→ **TASK**
Please report every line from the material that contains the word "foto".

→ **RECORDS FOR THE EXERCISE**

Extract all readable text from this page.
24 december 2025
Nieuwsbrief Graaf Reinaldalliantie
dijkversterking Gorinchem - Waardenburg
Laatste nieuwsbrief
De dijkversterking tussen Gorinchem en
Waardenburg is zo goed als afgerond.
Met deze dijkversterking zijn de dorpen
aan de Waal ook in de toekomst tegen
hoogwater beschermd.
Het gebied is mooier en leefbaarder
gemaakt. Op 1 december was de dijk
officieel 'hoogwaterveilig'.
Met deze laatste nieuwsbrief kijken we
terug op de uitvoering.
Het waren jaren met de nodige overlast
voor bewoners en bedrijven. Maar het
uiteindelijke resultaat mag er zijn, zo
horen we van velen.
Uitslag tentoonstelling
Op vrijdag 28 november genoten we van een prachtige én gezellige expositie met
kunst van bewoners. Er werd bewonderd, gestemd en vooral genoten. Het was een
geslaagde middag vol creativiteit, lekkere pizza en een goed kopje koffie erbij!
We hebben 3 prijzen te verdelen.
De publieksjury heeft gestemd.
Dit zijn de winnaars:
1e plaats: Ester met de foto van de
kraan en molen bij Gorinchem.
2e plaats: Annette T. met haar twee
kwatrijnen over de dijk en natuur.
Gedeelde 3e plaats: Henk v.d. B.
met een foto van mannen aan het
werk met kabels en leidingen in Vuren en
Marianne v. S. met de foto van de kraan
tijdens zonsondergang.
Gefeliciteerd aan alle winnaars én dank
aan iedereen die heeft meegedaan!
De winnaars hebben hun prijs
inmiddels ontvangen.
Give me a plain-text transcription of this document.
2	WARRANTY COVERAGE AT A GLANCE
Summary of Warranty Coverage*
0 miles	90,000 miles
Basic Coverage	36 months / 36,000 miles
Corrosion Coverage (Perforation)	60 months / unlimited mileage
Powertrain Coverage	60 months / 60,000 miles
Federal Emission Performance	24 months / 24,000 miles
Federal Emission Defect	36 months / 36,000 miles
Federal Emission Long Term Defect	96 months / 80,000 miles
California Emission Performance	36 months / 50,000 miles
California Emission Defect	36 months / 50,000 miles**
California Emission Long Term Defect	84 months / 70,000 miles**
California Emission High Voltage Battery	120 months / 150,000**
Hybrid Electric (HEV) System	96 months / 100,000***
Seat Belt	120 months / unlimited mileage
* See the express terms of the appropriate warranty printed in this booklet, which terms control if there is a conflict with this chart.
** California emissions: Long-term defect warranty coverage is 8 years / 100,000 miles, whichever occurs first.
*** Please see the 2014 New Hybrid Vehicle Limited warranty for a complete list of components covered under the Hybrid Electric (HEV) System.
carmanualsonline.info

→ **SOLVED PROBLEM**
1e plaats: Ester met de foto van de
met een foto van mannen aan het
Marianne v. S. met de foto van de kraan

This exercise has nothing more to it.